→ **Task requirements**: Take the entries below and reproduce them word for word.

→ **Data section**:
▽
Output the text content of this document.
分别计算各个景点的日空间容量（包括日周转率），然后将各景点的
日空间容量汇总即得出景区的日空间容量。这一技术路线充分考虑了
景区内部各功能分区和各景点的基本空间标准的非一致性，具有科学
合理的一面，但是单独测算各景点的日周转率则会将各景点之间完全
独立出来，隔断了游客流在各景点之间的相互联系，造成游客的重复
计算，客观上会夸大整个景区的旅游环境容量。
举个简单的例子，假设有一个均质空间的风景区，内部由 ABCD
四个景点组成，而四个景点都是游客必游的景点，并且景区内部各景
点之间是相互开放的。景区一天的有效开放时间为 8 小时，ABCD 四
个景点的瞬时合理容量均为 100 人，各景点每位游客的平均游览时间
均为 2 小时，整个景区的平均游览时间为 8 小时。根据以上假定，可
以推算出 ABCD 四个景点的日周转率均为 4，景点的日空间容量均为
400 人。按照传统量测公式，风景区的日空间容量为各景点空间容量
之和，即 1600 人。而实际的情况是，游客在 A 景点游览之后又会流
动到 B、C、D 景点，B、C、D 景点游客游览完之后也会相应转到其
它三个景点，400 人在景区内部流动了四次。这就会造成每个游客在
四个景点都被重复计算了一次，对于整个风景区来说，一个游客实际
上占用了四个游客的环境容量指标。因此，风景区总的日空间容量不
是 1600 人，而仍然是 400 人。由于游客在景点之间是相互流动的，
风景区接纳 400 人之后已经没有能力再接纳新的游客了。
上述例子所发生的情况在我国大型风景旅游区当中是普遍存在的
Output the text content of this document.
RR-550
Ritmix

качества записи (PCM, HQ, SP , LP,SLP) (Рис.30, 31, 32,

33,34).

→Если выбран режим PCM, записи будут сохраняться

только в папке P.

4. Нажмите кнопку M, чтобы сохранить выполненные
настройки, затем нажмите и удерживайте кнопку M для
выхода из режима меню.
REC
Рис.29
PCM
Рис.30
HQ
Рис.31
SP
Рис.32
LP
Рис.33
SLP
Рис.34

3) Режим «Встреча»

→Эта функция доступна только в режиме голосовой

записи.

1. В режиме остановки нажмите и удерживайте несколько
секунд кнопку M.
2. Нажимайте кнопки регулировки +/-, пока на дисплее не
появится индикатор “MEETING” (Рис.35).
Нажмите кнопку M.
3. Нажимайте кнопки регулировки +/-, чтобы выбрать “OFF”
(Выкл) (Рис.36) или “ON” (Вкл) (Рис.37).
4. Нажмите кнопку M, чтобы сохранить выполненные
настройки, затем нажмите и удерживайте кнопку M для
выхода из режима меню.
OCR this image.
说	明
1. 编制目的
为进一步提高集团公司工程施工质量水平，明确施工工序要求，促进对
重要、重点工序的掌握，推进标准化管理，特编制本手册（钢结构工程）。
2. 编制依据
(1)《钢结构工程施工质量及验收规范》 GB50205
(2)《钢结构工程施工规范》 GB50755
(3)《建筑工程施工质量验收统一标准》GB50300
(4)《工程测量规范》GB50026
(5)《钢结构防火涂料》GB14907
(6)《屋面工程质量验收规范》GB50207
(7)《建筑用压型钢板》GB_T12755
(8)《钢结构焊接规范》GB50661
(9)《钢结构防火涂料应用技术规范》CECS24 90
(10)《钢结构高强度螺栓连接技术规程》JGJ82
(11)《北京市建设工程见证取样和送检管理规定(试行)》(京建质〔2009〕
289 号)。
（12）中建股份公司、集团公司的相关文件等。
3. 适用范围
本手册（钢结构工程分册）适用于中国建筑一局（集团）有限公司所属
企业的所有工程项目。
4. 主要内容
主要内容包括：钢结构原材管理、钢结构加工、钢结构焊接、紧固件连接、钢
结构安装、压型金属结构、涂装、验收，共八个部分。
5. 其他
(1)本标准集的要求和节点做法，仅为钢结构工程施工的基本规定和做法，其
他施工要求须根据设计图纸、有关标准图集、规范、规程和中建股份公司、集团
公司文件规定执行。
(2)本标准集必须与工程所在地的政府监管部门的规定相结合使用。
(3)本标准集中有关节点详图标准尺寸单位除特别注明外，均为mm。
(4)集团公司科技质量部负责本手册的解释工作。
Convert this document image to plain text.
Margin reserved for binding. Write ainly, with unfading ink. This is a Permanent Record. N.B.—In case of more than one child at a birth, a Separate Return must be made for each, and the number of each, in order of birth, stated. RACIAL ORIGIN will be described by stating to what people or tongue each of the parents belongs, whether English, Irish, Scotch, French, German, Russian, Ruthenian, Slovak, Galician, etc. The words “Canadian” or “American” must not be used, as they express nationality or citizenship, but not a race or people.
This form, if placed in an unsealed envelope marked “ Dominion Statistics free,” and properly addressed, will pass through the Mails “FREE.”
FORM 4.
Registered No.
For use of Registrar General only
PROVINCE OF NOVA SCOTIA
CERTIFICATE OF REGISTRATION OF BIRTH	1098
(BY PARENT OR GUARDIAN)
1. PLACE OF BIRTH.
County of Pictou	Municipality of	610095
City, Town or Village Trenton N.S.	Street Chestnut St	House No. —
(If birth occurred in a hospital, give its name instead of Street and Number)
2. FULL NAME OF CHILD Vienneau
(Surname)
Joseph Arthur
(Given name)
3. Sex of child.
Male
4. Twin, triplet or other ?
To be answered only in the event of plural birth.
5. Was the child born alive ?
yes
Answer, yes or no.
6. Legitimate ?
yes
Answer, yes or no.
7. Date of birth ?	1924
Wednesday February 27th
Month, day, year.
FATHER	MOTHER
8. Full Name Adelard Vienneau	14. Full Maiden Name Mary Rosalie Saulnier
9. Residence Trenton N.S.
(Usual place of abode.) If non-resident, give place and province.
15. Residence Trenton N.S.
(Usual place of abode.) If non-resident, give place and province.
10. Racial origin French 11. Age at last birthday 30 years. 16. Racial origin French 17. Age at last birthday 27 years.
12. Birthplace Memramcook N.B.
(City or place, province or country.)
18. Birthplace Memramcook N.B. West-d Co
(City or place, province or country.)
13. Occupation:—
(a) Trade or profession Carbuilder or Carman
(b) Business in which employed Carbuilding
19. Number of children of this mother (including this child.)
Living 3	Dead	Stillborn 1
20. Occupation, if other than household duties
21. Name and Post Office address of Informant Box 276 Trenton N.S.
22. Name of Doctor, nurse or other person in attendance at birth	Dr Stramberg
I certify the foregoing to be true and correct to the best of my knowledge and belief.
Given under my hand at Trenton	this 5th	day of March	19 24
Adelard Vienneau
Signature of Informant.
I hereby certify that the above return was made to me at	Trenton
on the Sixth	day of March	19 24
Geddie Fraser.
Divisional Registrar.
△
→ **Task answer**:
Output the text content of this document.
分别计算各个景点的日空间容量（包括日周转率），然后将各景点的
日空间容量汇总即得出景区的日空间容量。这一技术路线充分考虑了
景区内部各功能分区和各景点的基本空间标准的非一致性，具有科学
合理的一面，但是单独测算各景点的日周转率则会将各景点之间完全
独立出来，隔断了游客流在各景点之间的相互联系，造成游客的重复
计算，客观上会夸大整个景区的旅游环境容量。
举个简单的例子，假设有一个均质空间的风景区，内部由 ABCD
四个景点组成，而四个景点都是游客必游的景点，并且景区内部各景
点之间是相互开放的。景区一天的有效开放时间为 8 小时，ABCD 四
个景点的瞬时合理容量均为 100 人，各景点每位游客的平均游览时间
均为 2 小时，整个景区的平均游览时间为 8 小时。根据以上假定，可
以推算出 ABCD 四个景点的日周转率均为 4，景点的日空间容量均为
400 人。按照传统量测公式，风景区的日空间容量为各景点空间容量
之和，即 1600 人。而实际的情况是，游客在 A 景点游览之后又会流
动到 B、C、D 景点，B、C、D 景点游客游览完之后也会相应转到其
它三个景点，400 人在景区内部流动了四次。这就会造成每个游客在
四个景点都被重复计算了一次，对于整个风景区来说，一个游客实际
上占用了四个游客的环境容量指标。因此，风景区总的日空间容量不
是 1600 人，而仍然是 400 人。由于游客在景点之间是相互流动的，
风景区接纳 400 人之后已经没有能力再接纳新的游客了。
上述例子所发生的情况在我国大型风景旅游区当中是普遍存在的
Output the text content of this document.
RR-550
Ritmix

качества записи (PCM, HQ, SP , LP,SLP) (Рис.30, 31, 32,

33,34).

→Если выбран режим PCM, записи будут сохраняться

только в папке P.

4. Нажмите кнопку M, чтобы сохранить выполненные
настройки, затем нажмите и удерживайте кнопку M для
выхода из режима меню.
REC
Рис.29
PCM
Рис.30
HQ
Рис.31
SP
Рис.32
LP
Рис.33
SLP
Рис.34

3) Режим «Встреча»

→Эта функция доступна только в режиме голосовой

записи.

1. В режиме остановки нажмите и удерживайте несколько
секунд кнопку M.
2. Нажимайте кнопки регулировки +/-, пока на дисплее не
появится индикатор “MEETING” (Рис.35).
Нажмите кнопку M.
3. Нажимайте кнопки регулировки +/-, чтобы выбрать “OFF”
(Выкл) (Рис.36) или “ON” (Вкл) (Рис.37).
4. Нажмите кнопку M, чтобы сохранить выполненные
настройки, затем нажмите и удерживайте кнопку M для
выхода из режима меню.
OCR this image.
说	明
1. 编制目的
为进一步提高集团公司工程施工质量水平，明确施工工序要求，促进对
重要、重点工序的掌握，推进标准化管理，特编制本手册（钢结构工程）。
2. 编制依据
(1)《钢结构工程施工质量及验收规范》 GB50205
(2)《钢结构工程施工规范》 GB50755
(3)《建筑工程施工质量验收统一标准》GB50300
(4)《工程测量规范》GB50026
(5)《钢结构防火涂料》GB14907
(6)《屋面工程质量验收规范》GB50207
(7)《建筑用压型钢板》GB_T12755
(8)《钢结构焊接规范》GB50661
(9)《钢结构防火涂料应用技术规范》CECS24 90
(10)《钢结构高强度螺栓连接技术规程》JGJ82
(11)《北京市建设工程见证取样和送检管理规定(试行)》(京建质〔2009〕
289 号)。
（12）中建股份公司、集团公司的相关文件等。
3. 适用范围
本手册（钢结构工程分册）适用于中国建筑一局（集团）有限公司所属
企业的所有工程项目。
4. 主要内容
主要内容包括：钢结构原材管理、钢结构加工、钢结构焊接、紧固件连接、钢
结构安装、压型金属结构、涂装、验收，共八个部分。
5. 其他
(1)本标准集的要求和节点做法，仅为钢结构工程施工的基本规定和做法，其
他施工要求须根据设计图纸、有关标准图集、规范、规程和中建股份公司、集团
公司文件规定执行。
(2)本标准集必须与工程所在地的政府监管部门的规定相结合使用。
(3)本标准集中有关节点详图标准尺寸单位除特别注明外，均为mm。
(4)集团公司科技质量部负责本手册的解释工作。
Convert this document image to plain text.
Margin reserved for binding. Write ainly, with unfading ink. This is a Permanent Record. N.B.—In case of more than one child at a birth, a Separate Return must be made for each, and the number of each, in order of birth, stated. RACIAL ORIGIN will be described by stating to what people or tongue each of the parents belongs, whether English, Irish, Scotch, French, German, Russian, Ruthenian, Slovak, Galician, etc. The words “Canadian” or “American” must not be used, as they express nationality or citizenship, but not a race or people.
This form, if placed in an unsealed envelope marked “ Dominion Statistics free,” and properly addressed, will pass through the Mails “FREE.”
FORM 4.
Registered No.
For use of Registrar General only
PROVINCE OF NOVA SCOTIA
CERTIFICATE OF REGISTRATION OF BIRTH	1098
(BY PARENT OR GUARDIAN)
1. PLACE OF BIRTH.
County of Pictou	Municipality of	610095
City, Town or Village Trenton N.S.	Street Chestnut St	House No. —
(If birth occurred in a hospital, give its name instead of Street and Number)
2. FULL NAME OF CHILD Vienneau
(Surname)
Joseph Arthur
(Given name)
3. Sex of child.
Male
4. Twin, triplet or other ?
To be answered only in the event of plural birth.
5. Was the child born alive ?
yes
Answer, yes or no.
6. Legitimate ?
yes
Answer, yes or no.
7. Date of birth ?	1924
Wednesday February 27th
Month, day, year.
FATHER	MOTHER
8. Full Name Adelard Vienneau	14. Full Maiden Name Mary Rosalie Saulnier
9. Residence Trenton N.S.
(Usual place of abode.) If non-resident, give place and province.
15. Residence Trenton N.S.
(Usual place of abode.) If non-resident, give place and province.
10. Racial origin French 11. Age at last birthday 30 years. 16. Racial origin French 17. Age at last birthday 27 years.
12. Birthplace Memramcook N.B.
(City or place, province or country.)
18. Birthplace Memramcook N.B. West-d Co
(City or place, province or country.)
13. Occupation:—
(a) Trade or profession Carbuilder or Carman
(b) Business in which employed Carbuilding
19. Number of children of this mother (including this child.)
Living 3	Dead	Stillborn 1
20. Occupation, if other than household duties
21. Name and Post Office address of Informant Box 276 Trenton N.S.
22. Name of Doctor, nurse or other person in attendance at birth	Dr Stramberg
I certify the foregoing to be true and correct to the best of my knowledge and belief.
Given under my hand at Trenton	this 5th	day of March	19 24
Adelard Vienneau
Signature of Informant.
I hereby certify that the above return was made to me at	Trenton
on the Sixth	day of March	19 24
Geddie Fraser.
Divisional Registrar.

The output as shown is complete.